> _Exercise goal_
Output each line exactly as it appears, skipping any embedded picture.

> _Data lines_
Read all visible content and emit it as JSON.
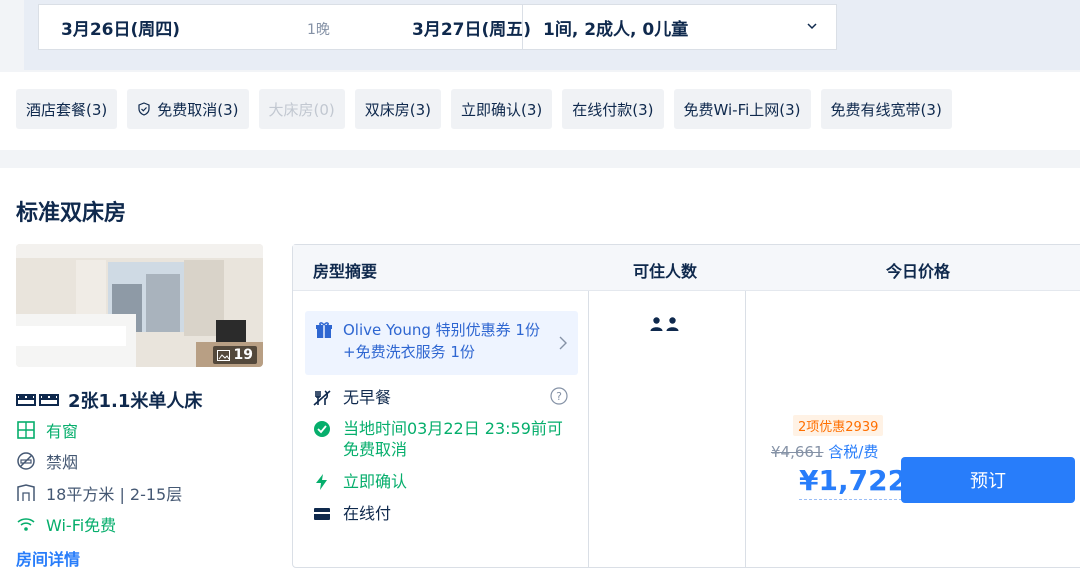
{
  "search": {
    "checkin": "3月26日(周四)",
    "nights": "1晚",
    "checkout": "3月27日(周五)",
    "guests": "1间, 2成人, 0儿童"
  },
  "filters": [
    {
      "label": "酒店套餐(3)"
    },
    {
      "label": "免费取消(3)",
      "icon": "shield-check-icon"
    },
    {
      "label": "大床房(0)",
      "disabled": true
    },
    {
      "label": "双床房(3)"
    },
    {
      "label": "立即确认(3)"
    },
    {
      "label": "在线付款(3)"
    },
    {
      "label": "免费Wi-Fi上网(3)"
    },
    {
      "label": "免费有线宽带(3)"
    }
  ],
  "room": {
    "title": "标准双床房",
    "photo_count": "19",
    "bed": "2张1.1米单人床",
    "window": "有窗",
    "smoking": "禁烟",
    "size": "18平方米 | 2-15层",
    "wifi": "Wi-Fi免费",
    "details_link": "房间详情"
  },
  "table": {
    "headers": {
      "summary": "房型摘要",
      "occupancy": "可住人数",
      "price": "今日价格"
    },
    "promo": "Olive Young 特别优惠券 1份+免费洗衣服务 1份",
    "breakfast": "无早餐",
    "cancel": "当地时间03月22日 23:59前可免费取消",
    "confirm": "立即确认",
    "payment": "在线付",
    "discount": "2项优惠2939",
    "original_price": "¥4,661",
    "tax_note": "含税/费",
    "final_price": "¥1,722",
    "book": "预订"
  },
  "colors": {
    "accent": "#287dfa",
    "green": "#06ae6c",
    "orange": "#ff6f00"
  }
}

> _Exercise answer_
Read all visible content and emit it as JSON.
{
  "search": {
    "checkin": "3月26日(周四)",
    "nights": "1晚",
    "checkout": "3月27日(周五)",
    "guests": "1间, 2成人, 0儿童"
  },
  "filters": [
    {
      "label": "酒店套餐(3)"
    },
    {
      "label": "免费取消(3)",
      "icon": "shield-check-icon"
    },
    {
      "label": "大床房(0)",
      "disabled": true
    },
    {
      "label": "双床房(3)"
    },
    {
      "label": "立即确认(3)"
    },
    {
      "label": "在线付款(3)"
    },
    {
      "label": "免费Wi-Fi上网(3)"
    },
    {
      "label": "免费有线宽带(3)"
    }
  ],
  "room": {
    "title": "标准双床房",
    "photo_count": "19",
    "bed": "2张1.1米单人床",
    "window": "有窗",
    "smoking": "禁烟",
    "size": "18平方米 | 2-15层",
    "wifi": "Wi-Fi免费",
    "details_link": "房间详情"
  },
  "table": {
    "headers": {
      "summary": "房型摘要",
      "occupancy": "可住人数",
      "price": "今日价格"
    },
    "promo": "Olive Young 特别优惠券 1份+免费洗衣服务 1份",
    "breakfast": "无早餐",
    "cancel": "当地时间03月22日 23:59前可免费取消",
    "confirm": "立即确认",
    "payment": "在线付",
    "discount": "2项优惠2939",
    "original_price": "¥4,661",
    "tax_note": "含税/费",
    "final_price": "¥1,722",
    "book": "预订"
  },
  "colors": {
    "accent": "#287dfa",
    "green": "#06ae6c",
    "orange": "#ff6f00"
  }
}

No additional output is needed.